## Written request
Entries follow. Set all of them down as they stand.

(Data excerpts)
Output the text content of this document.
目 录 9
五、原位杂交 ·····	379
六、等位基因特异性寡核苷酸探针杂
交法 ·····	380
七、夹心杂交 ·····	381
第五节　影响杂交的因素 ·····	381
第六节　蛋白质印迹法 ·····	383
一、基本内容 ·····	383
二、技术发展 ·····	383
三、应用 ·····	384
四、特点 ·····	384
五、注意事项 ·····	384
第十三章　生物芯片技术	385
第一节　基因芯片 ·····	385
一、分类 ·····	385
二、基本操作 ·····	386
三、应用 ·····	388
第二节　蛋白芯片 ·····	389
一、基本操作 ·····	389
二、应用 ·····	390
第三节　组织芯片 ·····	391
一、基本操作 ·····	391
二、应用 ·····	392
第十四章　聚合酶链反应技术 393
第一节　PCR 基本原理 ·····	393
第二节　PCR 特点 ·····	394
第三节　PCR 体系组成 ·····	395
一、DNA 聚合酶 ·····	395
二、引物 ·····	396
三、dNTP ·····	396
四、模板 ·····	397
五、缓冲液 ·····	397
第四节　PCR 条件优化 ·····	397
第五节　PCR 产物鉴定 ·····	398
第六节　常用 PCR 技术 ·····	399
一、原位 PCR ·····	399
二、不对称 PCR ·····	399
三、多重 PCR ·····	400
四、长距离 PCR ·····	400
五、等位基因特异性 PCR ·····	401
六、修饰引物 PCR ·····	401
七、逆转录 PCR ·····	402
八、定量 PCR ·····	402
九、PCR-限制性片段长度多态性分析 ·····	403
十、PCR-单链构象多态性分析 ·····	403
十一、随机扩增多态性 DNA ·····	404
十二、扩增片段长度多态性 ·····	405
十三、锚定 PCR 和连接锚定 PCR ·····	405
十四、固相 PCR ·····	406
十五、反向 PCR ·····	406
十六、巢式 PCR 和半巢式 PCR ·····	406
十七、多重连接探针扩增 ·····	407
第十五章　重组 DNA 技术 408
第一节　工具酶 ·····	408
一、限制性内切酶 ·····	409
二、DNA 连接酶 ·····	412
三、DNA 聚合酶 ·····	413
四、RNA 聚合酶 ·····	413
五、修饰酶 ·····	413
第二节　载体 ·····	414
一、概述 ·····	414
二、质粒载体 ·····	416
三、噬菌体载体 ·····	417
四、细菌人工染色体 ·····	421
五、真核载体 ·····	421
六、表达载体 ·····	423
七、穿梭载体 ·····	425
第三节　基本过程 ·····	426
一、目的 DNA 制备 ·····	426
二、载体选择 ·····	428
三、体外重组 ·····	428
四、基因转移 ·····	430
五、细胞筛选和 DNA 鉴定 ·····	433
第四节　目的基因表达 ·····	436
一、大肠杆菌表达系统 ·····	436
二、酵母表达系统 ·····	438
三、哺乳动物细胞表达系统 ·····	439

## Exercise solution
Output the text content of this document.
目 录 9
五、原位杂交 ·····	379
六、等位基因特异性寡核苷酸探针杂
交法 ·····	380
七、夹心杂交 ·····	381
第五节　影响杂交的因素 ·····	381
第六节　蛋白质印迹法 ·····	383
一、基本内容 ·····	383
二、技术发展 ·····	383
三、应用 ·····	384
四、特点 ·····	384
五、注意事项 ·····	384
第十三章　生物芯片技术	385
第一节　基因芯片 ·····	385
一、分类 ·····	385
二、基本操作 ·····	386
三、应用 ·····	388
第二节　蛋白芯片 ·····	389
一、基本操作 ·····	389
二、应用 ·····	390
第三节　组织芯片 ·····	391
一、基本操作 ·····	391
二、应用 ·····	392
第十四章　聚合酶链反应技术 393
第一节　PCR 基本原理 ·····	393
第二节　PCR 特点 ·····	394
第三节　PCR 体系组成 ·····	395
一、DNA 聚合酶 ·····	395
二、引物 ·····	396
三、dNTP ·····	396
四、模板 ·····	397
五、缓冲液 ·····	397
第四节　PCR 条件优化 ·····	397
第五节　PCR 产物鉴定 ·····	398
第六节　常用 PCR 技术 ·····	399
一、原位 PCR ·····	399
二、不对称 PCR ·····	399
三、多重 PCR ·····	400
四、长距离 PCR ·····	400
五、等位基因特异性 PCR ·····	401
六、修饰引物 PCR ·····	401
七、逆转录 PCR ·····	402
八、定量 PCR ·····	402
九、PCR-限制性片段长度多态性分析 ·····	403
十、PCR-单链构象多态性分析 ·····	403
十一、随机扩增多态性 DNA ·····	404
十二、扩增片段长度多态性 ·····	405
十三、锚定 PCR 和连接锚定 PCR ·····	405
十四、固相 PCR ·····	406
十五、反向 PCR ·····	406
十六、巢式 PCR 和半巢式 PCR ·····	406
十七、多重连接探针扩增 ·····	407
第十五章　重组 DNA 技术 408
第一节　工具酶 ·····	408
一、限制性内切酶 ·····	409
二、DNA 连接酶 ·····	412
三、DNA 聚合酶 ·····	413
四、RNA 聚合酶 ·····	413
五、修饰酶 ·····	413
第二节　载体 ·····	414
一、概述 ·····	414
二、质粒载体 ·····	416
三、噬菌体载体 ·····	417
四、细菌人工染色体 ·····	421
五、真核载体 ·····	421
六、表达载体 ·····	423
七、穿梭载体 ·····	425
第三节　基本过程 ·····	426
一、目的 DNA 制备 ·····	426
二、载体选择 ·····	428
三、体外重组 ·····	428
四、基因转移 ·····	430
五、细胞筛选和 DNA 鉴定 ·····	433
第四节　目的基因表达 ·····	436
一、大肠杆菌表达系统 ·····	436
二、酵母表达系统 ·····	438
三、哺乳动物细胞表达系统 ·····	439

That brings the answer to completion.